═════ PROVIDED PASSAGE

As of release 0.13.6 (2014-09-12) this is no longer a limitation (#1059/#1456)


Original Answer - for any projects using sbt 0.13.0 - 0.13.5

As it turns out 0.13.0 changes clearly state that this is an expected behavior:

All definitions are compiled before settings, but it will probably be best practice to put definitions together. Currently, the visibility of definitions is restricted to the .sbt file it is defined in. They are not visible in consoleProject or the set command at this time, either. Use Scala files in project/ for visibility in all .sbt files.

With this, you should be able to share the setting after it's defined in project/Build.scala as follows:

import sbt._
import Keys._

object HelloBuild extends Build {
  lazy val foo = settingKey[String]("This is a custom setting")

══════════

TASK ITEM - Reproduce the sbt passage from "Original Answer - for" to "all .sbt files.", replacing every "definitions" with "declarations".

═════ EXCERPTED RECORDS

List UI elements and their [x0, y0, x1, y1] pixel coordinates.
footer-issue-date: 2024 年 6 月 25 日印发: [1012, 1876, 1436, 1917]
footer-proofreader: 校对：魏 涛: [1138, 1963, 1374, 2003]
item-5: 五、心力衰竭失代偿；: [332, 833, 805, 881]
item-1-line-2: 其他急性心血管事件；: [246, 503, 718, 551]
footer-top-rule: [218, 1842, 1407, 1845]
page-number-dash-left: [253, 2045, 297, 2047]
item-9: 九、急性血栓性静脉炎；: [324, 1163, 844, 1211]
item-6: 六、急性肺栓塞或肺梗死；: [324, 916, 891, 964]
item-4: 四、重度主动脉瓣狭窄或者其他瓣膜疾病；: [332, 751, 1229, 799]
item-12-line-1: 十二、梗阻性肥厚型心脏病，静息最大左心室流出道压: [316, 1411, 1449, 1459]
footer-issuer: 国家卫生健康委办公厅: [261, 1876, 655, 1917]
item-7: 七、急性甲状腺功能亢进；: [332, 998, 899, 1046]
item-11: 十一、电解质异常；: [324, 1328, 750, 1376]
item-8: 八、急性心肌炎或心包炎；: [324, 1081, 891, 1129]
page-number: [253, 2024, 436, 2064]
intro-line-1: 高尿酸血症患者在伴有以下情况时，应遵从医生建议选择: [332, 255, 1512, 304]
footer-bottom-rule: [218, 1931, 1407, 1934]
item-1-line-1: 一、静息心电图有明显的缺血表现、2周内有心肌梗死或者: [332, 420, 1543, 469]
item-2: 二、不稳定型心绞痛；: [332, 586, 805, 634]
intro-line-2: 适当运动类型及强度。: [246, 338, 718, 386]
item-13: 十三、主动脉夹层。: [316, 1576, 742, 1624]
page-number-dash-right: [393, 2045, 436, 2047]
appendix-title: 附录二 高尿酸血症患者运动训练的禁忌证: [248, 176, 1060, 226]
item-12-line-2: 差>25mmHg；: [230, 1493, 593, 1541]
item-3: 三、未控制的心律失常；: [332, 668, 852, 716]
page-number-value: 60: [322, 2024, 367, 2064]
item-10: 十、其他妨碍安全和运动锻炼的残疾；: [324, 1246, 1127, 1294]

══════════

RESULT OF THE TASK -
Original Answer - for any projects using sbt 0.13.0 - 0.13.5

As it turns out 0.13.0 changes clearly state that this is an expected behavior:

All declarations are compiled before settings, but it will probably be best practice to put declarations together. Currently, the visibility of declarations is restricted to the .sbt file it is defined in. They are not visible in consoleProject or the set command at this time, either. Use Scala files in project/ for visibility in all .sbt files.